Dataset items:

============================================================

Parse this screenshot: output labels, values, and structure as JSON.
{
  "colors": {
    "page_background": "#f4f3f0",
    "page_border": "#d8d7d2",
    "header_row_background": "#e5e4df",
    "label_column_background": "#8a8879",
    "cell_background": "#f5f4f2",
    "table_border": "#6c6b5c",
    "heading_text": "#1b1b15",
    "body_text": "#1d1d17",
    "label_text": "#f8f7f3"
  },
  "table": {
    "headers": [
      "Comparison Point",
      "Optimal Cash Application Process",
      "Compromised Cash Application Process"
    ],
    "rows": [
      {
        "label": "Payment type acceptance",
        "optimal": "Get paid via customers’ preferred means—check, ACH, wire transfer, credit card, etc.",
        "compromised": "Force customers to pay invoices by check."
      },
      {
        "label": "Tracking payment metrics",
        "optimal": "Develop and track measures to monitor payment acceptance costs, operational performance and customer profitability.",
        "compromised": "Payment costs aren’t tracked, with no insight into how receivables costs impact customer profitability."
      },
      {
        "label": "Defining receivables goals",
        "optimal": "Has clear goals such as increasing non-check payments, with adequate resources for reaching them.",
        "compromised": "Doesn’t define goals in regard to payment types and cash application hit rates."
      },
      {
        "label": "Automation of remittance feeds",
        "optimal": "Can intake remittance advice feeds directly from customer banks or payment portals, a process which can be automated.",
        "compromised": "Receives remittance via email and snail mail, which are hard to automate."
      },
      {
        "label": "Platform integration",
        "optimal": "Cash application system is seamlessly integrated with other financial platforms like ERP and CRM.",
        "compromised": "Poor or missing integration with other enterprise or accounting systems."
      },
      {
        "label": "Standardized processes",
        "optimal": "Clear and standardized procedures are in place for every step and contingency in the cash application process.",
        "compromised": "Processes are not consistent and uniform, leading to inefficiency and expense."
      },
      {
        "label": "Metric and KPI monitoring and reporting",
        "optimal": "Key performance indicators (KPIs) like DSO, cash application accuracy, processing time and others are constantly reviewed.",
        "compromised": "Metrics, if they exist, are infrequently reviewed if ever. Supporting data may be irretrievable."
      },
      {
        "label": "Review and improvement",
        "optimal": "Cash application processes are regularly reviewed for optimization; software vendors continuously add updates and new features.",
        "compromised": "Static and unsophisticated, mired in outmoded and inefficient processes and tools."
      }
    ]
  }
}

============================================================

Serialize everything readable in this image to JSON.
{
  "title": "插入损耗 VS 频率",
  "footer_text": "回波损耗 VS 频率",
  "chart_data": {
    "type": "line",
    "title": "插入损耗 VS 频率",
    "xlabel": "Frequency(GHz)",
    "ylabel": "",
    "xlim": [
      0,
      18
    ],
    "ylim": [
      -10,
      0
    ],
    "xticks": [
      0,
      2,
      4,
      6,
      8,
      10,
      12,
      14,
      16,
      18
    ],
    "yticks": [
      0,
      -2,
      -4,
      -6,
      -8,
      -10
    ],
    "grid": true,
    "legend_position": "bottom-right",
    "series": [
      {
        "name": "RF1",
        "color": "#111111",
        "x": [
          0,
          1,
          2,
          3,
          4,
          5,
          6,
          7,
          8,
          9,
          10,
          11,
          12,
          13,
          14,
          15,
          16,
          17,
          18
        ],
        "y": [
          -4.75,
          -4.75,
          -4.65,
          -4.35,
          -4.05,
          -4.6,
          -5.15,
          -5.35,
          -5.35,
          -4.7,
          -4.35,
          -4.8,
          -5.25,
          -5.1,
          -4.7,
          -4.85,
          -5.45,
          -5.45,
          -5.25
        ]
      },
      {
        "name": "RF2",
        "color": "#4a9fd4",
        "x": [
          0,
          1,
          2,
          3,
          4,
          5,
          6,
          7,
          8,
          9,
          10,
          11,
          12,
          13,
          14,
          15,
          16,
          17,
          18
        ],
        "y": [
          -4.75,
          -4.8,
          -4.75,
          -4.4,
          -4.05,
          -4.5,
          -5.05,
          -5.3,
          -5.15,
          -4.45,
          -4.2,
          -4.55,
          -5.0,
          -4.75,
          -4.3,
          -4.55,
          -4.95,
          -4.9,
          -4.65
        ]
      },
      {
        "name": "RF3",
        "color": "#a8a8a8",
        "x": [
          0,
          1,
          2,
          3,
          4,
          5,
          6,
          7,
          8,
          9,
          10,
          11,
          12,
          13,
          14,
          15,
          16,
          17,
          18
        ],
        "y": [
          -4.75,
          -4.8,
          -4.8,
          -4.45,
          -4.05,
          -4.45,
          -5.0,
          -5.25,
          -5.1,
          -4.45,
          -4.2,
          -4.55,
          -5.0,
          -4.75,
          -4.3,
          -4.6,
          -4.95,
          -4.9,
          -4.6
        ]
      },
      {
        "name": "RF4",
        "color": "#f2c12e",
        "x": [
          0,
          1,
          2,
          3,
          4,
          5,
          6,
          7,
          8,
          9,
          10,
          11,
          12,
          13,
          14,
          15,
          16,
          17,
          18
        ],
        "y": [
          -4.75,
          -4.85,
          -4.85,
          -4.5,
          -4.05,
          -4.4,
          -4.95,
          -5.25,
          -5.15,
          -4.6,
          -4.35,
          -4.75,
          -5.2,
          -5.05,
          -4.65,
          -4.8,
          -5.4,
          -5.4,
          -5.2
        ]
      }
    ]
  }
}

============================================================

■ **Set task**
Gather every line containing the word "integration" and copy it.

■ **Reply to the exercise**
        "label": "Platform integration",
        "compromised": "Poor or missing integration with other enterprise or accounting systems."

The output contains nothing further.